Provided data>
· · · · ·

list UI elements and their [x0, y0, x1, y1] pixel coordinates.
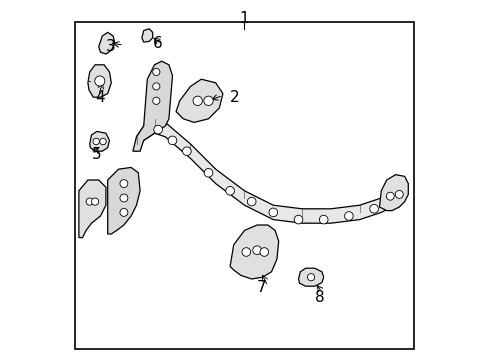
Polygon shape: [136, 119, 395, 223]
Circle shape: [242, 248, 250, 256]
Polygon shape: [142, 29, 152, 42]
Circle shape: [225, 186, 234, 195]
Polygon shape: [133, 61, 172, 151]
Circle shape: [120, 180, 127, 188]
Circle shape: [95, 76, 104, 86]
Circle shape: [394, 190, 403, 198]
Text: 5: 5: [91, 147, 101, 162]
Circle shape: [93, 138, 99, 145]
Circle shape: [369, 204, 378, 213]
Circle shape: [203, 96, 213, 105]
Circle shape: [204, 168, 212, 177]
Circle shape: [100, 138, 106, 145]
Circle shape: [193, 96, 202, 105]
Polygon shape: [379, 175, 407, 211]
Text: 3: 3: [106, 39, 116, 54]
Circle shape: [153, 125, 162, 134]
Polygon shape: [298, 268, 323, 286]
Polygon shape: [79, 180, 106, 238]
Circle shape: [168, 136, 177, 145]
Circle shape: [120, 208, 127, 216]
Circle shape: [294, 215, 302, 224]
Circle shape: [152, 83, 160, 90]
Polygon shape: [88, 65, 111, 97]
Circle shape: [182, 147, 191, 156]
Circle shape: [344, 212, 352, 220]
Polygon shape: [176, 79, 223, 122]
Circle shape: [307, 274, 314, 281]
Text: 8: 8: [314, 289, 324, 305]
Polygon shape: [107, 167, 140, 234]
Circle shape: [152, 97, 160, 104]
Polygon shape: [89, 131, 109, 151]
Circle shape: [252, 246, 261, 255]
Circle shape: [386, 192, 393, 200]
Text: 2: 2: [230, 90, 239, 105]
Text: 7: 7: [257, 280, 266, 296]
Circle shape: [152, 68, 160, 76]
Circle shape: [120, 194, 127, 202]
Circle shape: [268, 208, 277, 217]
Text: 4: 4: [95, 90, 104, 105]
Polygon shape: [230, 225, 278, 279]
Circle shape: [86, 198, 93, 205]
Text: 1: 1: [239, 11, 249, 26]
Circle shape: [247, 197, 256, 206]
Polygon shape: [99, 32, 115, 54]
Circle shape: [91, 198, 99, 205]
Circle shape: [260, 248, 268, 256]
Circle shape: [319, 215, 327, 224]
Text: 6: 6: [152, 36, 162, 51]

· · · · ·

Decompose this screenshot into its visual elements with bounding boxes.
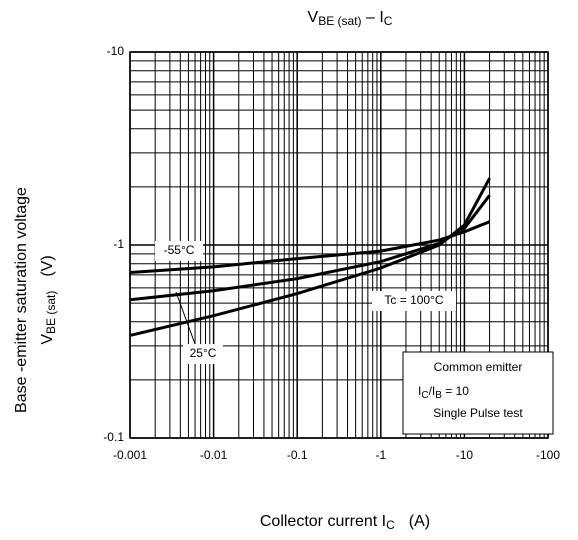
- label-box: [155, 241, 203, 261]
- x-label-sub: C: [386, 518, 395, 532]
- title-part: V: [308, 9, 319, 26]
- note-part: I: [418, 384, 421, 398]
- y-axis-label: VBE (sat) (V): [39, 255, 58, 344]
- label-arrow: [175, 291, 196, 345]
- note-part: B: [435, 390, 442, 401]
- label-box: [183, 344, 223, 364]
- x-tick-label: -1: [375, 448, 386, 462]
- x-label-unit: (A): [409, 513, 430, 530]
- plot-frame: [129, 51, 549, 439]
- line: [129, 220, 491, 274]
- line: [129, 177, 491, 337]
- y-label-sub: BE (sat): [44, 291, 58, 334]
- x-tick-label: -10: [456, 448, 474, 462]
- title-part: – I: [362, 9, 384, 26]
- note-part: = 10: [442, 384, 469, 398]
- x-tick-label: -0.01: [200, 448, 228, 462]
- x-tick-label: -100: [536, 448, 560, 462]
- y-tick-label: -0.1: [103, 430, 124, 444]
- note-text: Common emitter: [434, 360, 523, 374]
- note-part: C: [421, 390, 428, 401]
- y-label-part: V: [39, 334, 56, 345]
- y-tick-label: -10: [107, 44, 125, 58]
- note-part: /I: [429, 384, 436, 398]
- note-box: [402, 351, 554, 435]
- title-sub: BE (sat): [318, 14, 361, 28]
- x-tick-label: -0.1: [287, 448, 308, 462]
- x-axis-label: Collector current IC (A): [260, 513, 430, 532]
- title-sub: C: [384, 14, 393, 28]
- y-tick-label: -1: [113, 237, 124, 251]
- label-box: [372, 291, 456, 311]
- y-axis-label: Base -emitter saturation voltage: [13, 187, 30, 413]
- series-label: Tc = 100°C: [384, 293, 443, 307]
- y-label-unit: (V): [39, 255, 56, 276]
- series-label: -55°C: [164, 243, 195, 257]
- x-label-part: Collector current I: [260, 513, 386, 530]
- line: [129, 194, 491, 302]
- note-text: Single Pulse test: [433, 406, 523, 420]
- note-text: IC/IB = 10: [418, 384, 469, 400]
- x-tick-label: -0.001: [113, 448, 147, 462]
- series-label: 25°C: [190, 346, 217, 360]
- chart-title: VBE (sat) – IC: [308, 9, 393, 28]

· · · · ·

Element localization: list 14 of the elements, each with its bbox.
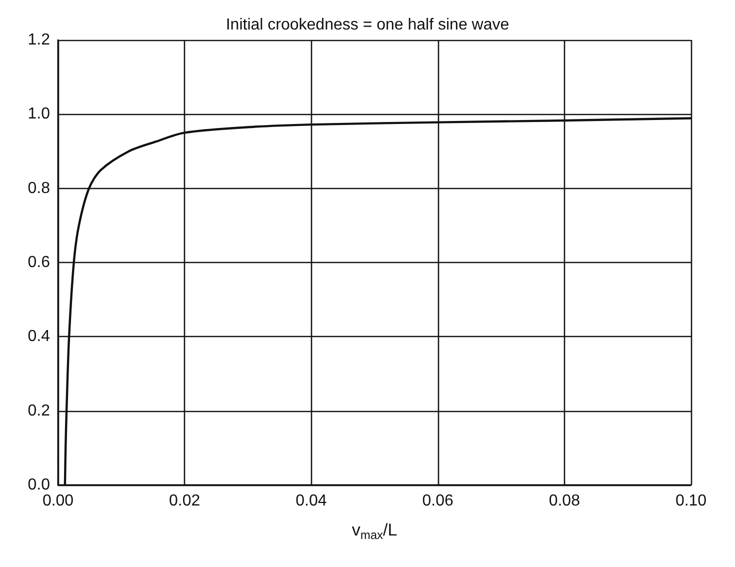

· · · · ·

What you are asked to do>
Select and copy out every line of the data above that contains the word "elements".

Full solution>
list UI elements and their [x0, y0, x1, y1] pixel coordinates.
Decompose this screenshot into its visual elements with bounding boxes.
Element localization: list 14 of the elements, each with its bbox.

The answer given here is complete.